Work to be completed:
Pictures are not part of the copy; repeat everything else in the records exactly.

Entries with figure data:

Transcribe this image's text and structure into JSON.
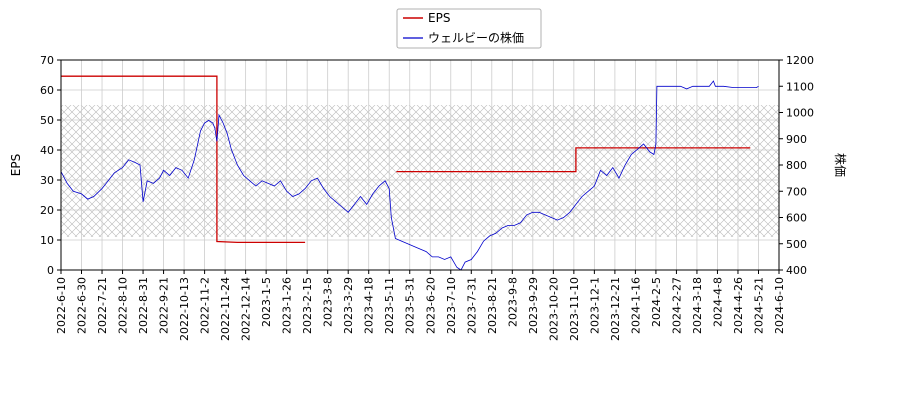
{
  "chart_data": {
    "type": "line",
    "legend": {
      "placement": "top-center",
      "items": [
        "EPS",
        "ウェルビーの株価"
      ]
    },
    "grid": true,
    "left_axis": {
      "label": "EPS",
      "ylim": [
        0,
        70
      ],
      "ticks": [
        0,
        10,
        20,
        30,
        40,
        50,
        60,
        70
      ]
    },
    "right_axis": {
      "label": "株価",
      "ylim": [
        400,
        1200
      ],
      "ticks": [
        400,
        500,
        600,
        700,
        800,
        900,
        1000,
        1100,
        1200
      ]
    },
    "x_ticks": [
      "2022-6-10",
      "2022-6-30",
      "2022-7-21",
      "2022-8-10",
      "2022-8-31",
      "2022-9-21",
      "2022-10-13",
      "2022-11-2",
      "2022-11-24",
      "2022-12-14",
      "2023-1-5",
      "2023-1-26",
      "2023-2-15",
      "2023-3-8",
      "2023-3-29",
      "2023-4-18",
      "2023-5-11",
      "2023-5-31",
      "2023-6-20",
      "2023-7-10",
      "2023-7-31",
      "2023-8-21",
      "2023-9-8",
      "2023-9-29",
      "2023-10-20",
      "2023-11-10",
      "2023-12-1",
      "2023-12-21",
      "2024-1-16",
      "2024-2-5",
      "2024-2-27",
      "2024-3-18",
      "2024-4-8",
      "2024-4-26",
      "2024-5-21",
      "2024-6-10"
    ],
    "shaded_band": {
      "axis": "left",
      "range": [
        11,
        55
      ]
    },
    "series": [
      {
        "name": "EPS",
        "axis": "left",
        "color": "#cc0000",
        "segments": [
          [
            [
              0,
              64.6
            ],
            [
              7.6,
              64.6
            ],
            [
              7.6,
              9.5
            ],
            [
              8.6,
              9.2
            ],
            [
              11.9,
              9.2
            ]
          ],
          [
            [
              16.35,
              32.8
            ],
            [
              25.1,
              32.8
            ],
            [
              25.1,
              40.7
            ],
            [
              33.6,
              40.7
            ]
          ]
        ]
      },
      {
        "name": "ウェルビーの株価",
        "axis": "right",
        "color": "#0000cc",
        "points": [
          [
            0,
            775
          ],
          [
            0.3,
            730
          ],
          [
            0.6,
            700
          ],
          [
            1.0,
            690
          ],
          [
            1.3,
            670
          ],
          [
            1.6,
            680
          ],
          [
            2.0,
            710
          ],
          [
            2.3,
            740
          ],
          [
            2.6,
            770
          ],
          [
            3.0,
            790
          ],
          [
            3.3,
            820
          ],
          [
            3.6,
            810
          ],
          [
            3.85,
            800
          ],
          [
            4.0,
            660
          ],
          [
            4.2,
            740
          ],
          [
            4.5,
            730
          ],
          [
            4.8,
            750
          ],
          [
            5.0,
            780
          ],
          [
            5.3,
            760
          ],
          [
            5.6,
            790
          ],
          [
            5.9,
            780
          ],
          [
            6.2,
            750
          ],
          [
            6.5,
            820
          ],
          [
            6.8,
            930
          ],
          [
            7.0,
            960
          ],
          [
            7.2,
            970
          ],
          [
            7.4,
            960
          ],
          [
            7.5,
            940
          ],
          [
            7.6,
            890
          ],
          [
            7.7,
            990
          ],
          [
            7.9,
            960
          ],
          [
            8.1,
            920
          ],
          [
            8.3,
            860
          ],
          [
            8.6,
            800
          ],
          [
            8.9,
            760
          ],
          [
            9.2,
            740
          ],
          [
            9.5,
            720
          ],
          [
            9.8,
            740
          ],
          [
            10.1,
            730
          ],
          [
            10.4,
            720
          ],
          [
            10.7,
            740
          ],
          [
            11.0,
            700
          ],
          [
            11.3,
            680
          ],
          [
            11.6,
            690
          ],
          [
            11.9,
            710
          ],
          [
            12.2,
            740
          ],
          [
            12.5,
            750
          ],
          [
            12.8,
            710
          ],
          [
            13.1,
            680
          ],
          [
            13.4,
            660
          ],
          [
            13.7,
            640
          ],
          [
            14.0,
            620
          ],
          [
            14.3,
            650
          ],
          [
            14.6,
            680
          ],
          [
            14.9,
            650
          ],
          [
            15.2,
            690
          ],
          [
            15.5,
            720
          ],
          [
            15.8,
            740
          ],
          [
            16.0,
            710
          ],
          [
            16.1,
            600
          ],
          [
            16.3,
            520
          ],
          [
            16.6,
            510
          ],
          [
            16.9,
            500
          ],
          [
            17.2,
            490
          ],
          [
            17.5,
            480
          ],
          [
            17.8,
            470
          ],
          [
            18.1,
            450
          ],
          [
            18.4,
            450
          ],
          [
            18.7,
            440
          ],
          [
            19.0,
            450
          ],
          [
            19.3,
            410
          ],
          [
            19.5,
            400
          ],
          [
            19.7,
            430
          ],
          [
            20.0,
            440
          ],
          [
            20.3,
            470
          ],
          [
            20.6,
            510
          ],
          [
            20.9,
            530
          ],
          [
            21.2,
            540
          ],
          [
            21.5,
            560
          ],
          [
            21.8,
            570
          ],
          [
            22.1,
            570
          ],
          [
            22.4,
            580
          ],
          [
            22.7,
            610
          ],
          [
            23.0,
            620
          ],
          [
            23.3,
            620
          ],
          [
            23.6,
            610
          ],
          [
            23.9,
            600
          ],
          [
            24.2,
            590
          ],
          [
            24.5,
            600
          ],
          [
            24.8,
            620
          ],
          [
            25.1,
            650
          ],
          [
            25.4,
            680
          ],
          [
            25.7,
            700
          ],
          [
            26.0,
            720
          ],
          [
            26.3,
            780
          ],
          [
            26.6,
            760
          ],
          [
            26.9,
            790
          ],
          [
            27.2,
            750
          ],
          [
            27.5,
            800
          ],
          [
            27.8,
            840
          ],
          [
            28.1,
            860
          ],
          [
            28.4,
            880
          ],
          [
            28.7,
            850
          ],
          [
            28.9,
            840
          ],
          [
            29.0,
            880
          ],
          [
            29.05,
            1100
          ],
          [
            29.4,
            1100
          ],
          [
            29.8,
            1100
          ],
          [
            30.2,
            1100
          ],
          [
            30.5,
            1090
          ],
          [
            30.8,
            1100
          ],
          [
            31.2,
            1100
          ],
          [
            31.6,
            1100
          ],
          [
            31.8,
            1120
          ],
          [
            31.9,
            1100
          ],
          [
            32.3,
            1100
          ],
          [
            32.8,
            1095
          ],
          [
            33.4,
            1095
          ],
          [
            33.9,
            1095
          ],
          [
            34.0,
            1100
          ]
        ]
      }
    ]
  }
}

Exercise response:
Transcribe this image's text and structure into JSON.
{
  "chart_data": {
    "type": "line",
    "legend": {
      "placement": "top-center",
      "items": [
        "EPS",
        "ウェルビーの株価"
      ]
    },
    "grid": true,
    "left_axis": {
      "label": "EPS",
      "ylim": [
        0,
        70
      ],
      "ticks": [
        0,
        10,
        20,
        30,
        40,
        50,
        60,
        70
      ]
    },
    "right_axis": {
      "label": "株価",
      "ylim": [
        400,
        1200
      ],
      "ticks": [
        400,
        500,
        600,
        700,
        800,
        900,
        1000,
        1100,
        1200
      ]
    },
    "x_ticks": [
      "2022-6-10",
      "2022-6-30",
      "2022-7-21",
      "2022-8-10",
      "2022-8-31",
      "2022-9-21",
      "2022-10-13",
      "2022-11-2",
      "2022-11-24",
      "2022-12-14",
      "2023-1-5",
      "2023-1-26",
      "2023-2-15",
      "2023-3-8",
      "2023-3-29",
      "2023-4-18",
      "2023-5-11",
      "2023-5-31",
      "2023-6-20",
      "2023-7-10",
      "2023-7-31",
      "2023-8-21",
      "2023-9-8",
      "2023-9-29",
      "2023-10-20",
      "2023-11-10",
      "2023-12-1",
      "2023-12-21",
      "2024-1-16",
      "2024-2-5",
      "2024-2-27",
      "2024-3-18",
      "2024-4-8",
      "2024-4-26",
      "2024-5-21",
      "2024-6-10"
    ],
    "shaded_band": {
      "axis": "left",
      "range": [
        11,
        55
      ]
    },
    "series": [
      {
        "name": "EPS",
        "axis": "left",
        "color": "#cc0000",
        "segments": [
          [
            [
              0,
              64.6
            ],
            [
              7.6,
              64.6
            ],
            [
              7.6,
              9.5
            ],
            [
              8.6,
              9.2
            ],
            [
              11.9,
              9.2
            ]
          ],
          [
            [
              16.35,
              32.8
            ],
            [
              25.1,
              32.8
            ],
            [
              25.1,
              40.7
            ],
            [
              33.6,
              40.7
            ]
          ]
        ]
      },
      {
        "name": "ウェルビーの株価",
        "axis": "right",
        "color": "#0000cc",
        "points": [
          [
            0,
            775
          ],
          [
            0.3,
            730
          ],
          [
            0.6,
            700
          ],
          [
            1.0,
            690
          ],
          [
            1.3,
            670
          ],
          [
            1.6,
            680
          ],
          [
            2.0,
            710
          ],
          [
            2.3,
            740
          ],
          [
            2.6,
            770
          ],
          [
            3.0,
            790
          ],
          [
            3.3,
            820
          ],
          [
            3.6,
            810
          ],
          [
            3.85,
            800
          ],
          [
            4.0,
            660
          ],
          [
            4.2,
            740
          ],
          [
            4.5,
            730
          ],
          [
            4.8,
            750
          ],
          [
            5.0,
            780
          ],
          [
            5.3,
            760
          ],
          [
            5.6,
            790
          ],
          [
            5.9,
            780
          ],
          [
            6.2,
            750
          ],
          [
            6.5,
            820
          ],
          [
            6.8,
            930
          ],
          [
            7.0,
            960
          ],
          [
            7.2,
            970
          ],
          [
            7.4,
            960
          ],
          [
            7.5,
            940
          ],
          [
            7.6,
            890
          ],
          [
            7.7,
            990
          ],
          [
            7.9,
            960
          ],
          [
            8.1,
            920
          ],
          [
            8.3,
            860
          ],
          [
            8.6,
            800
          ],
          [
            8.9,
            760
          ],
          [
            9.2,
            740
          ],
          [
            9.5,
            720
          ],
          [
            9.8,
            740
          ],
          [
            10.1,
            730
          ],
          [
            10.4,
            720
          ],
          [
            10.7,
            740
          ],
          [
            11.0,
            700
          ],
          [
            11.3,
            680
          ],
          [
            11.6,
            690
          ],
          [
            11.9,
            710
          ],
          [
            12.2,
            740
          ],
          [
            12.5,
            750
          ],
          [
            12.8,
            710
          ],
          [
            13.1,
            680
          ],
          [
            13.4,
            660
          ],
          [
            13.7,
            640
          ],
          [
            14.0,
            620
          ],
          [
            14.3,
            650
          ],
          [
            14.6,
            680
          ],
          [
            14.9,
            650
          ],
          [
            15.2,
            690
          ],
          [
            15.5,
            720
          ],
          [
            15.8,
            740
          ],
          [
            16.0,
            710
          ],
          [
            16.1,
            600
          ],
          [
            16.3,
            520
          ],
          [
            16.6,
            510
          ],
          [
            16.9,
            500
          ],
          [
            17.2,
            490
          ],
          [
            17.5,
            480
          ],
          [
            17.8,
            470
          ],
          [
            18.1,
            450
          ],
          [
            18.4,
            450
          ],
          [
            18.7,
            440
          ],
          [
            19.0,
            450
          ],
          [
            19.3,
            410
          ],
          [
            19.5,
            400
          ],
          [
            19.7,
            430
          ],
          [
            20.0,
            440
          ],
          [
            20.3,
            470
          ],
          [
            20.6,
            510
          ],
          [
            20.9,
            530
          ],
          [
            21.2,
            540
          ],
          [
            21.5,
            560
          ],
          [
            21.8,
            570
          ],
          [
            22.1,
            570
          ],
          [
            22.4,
            580
          ],
          [
            22.7,
            610
          ],
          [
            23.0,
            620
          ],
          [
            23.3,
            620
          ],
          [
            23.6,
            610
          ],
          [
            23.9,
            600
          ],
          [
            24.2,
            590
          ],
          [
            24.5,
            600
          ],
          [
            24.8,
            620
          ],
          [
            25.1,
            650
          ],
          [
            25.4,
            680
          ],
          [
            25.7,
            700
          ],
          [
            26.0,
            720
          ],
          [
            26.3,
            780
          ],
          [
            26.6,
            760
          ],
          [
            26.9,
            790
          ],
          [
            27.2,
            750
          ],
          [
            27.5,
            800
          ],
          [
            27.8,
            840
          ],
          [
            28.1,
            860
          ],
          [
            28.4,
            880
          ],
          [
            28.7,
            850
          ],
          [
            28.9,
            840
          ],
          [
            29.0,
            880
          ],
          [
            29.05,
            1100
          ],
          [
            29.4,
            1100
          ],
          [
            29.8,
            1100
          ],
          [
            30.2,
            1100
          ],
          [
            30.5,
            1090
          ],
          [
            30.8,
            1100
          ],
          [
            31.2,
            1100
          ],
          [
            31.6,
            1100
          ],
          [
            31.8,
            1120
          ],
          [
            31.9,
            1100
          ],
          [
            32.3,
            1100
          ],
          [
            32.8,
            1095
          ],
          [
            33.4,
            1095
          ],
          [
            33.9,
            1095
          ],
          [
            34.0,
            1100
          ]
        ]
      }
    ]
  }
}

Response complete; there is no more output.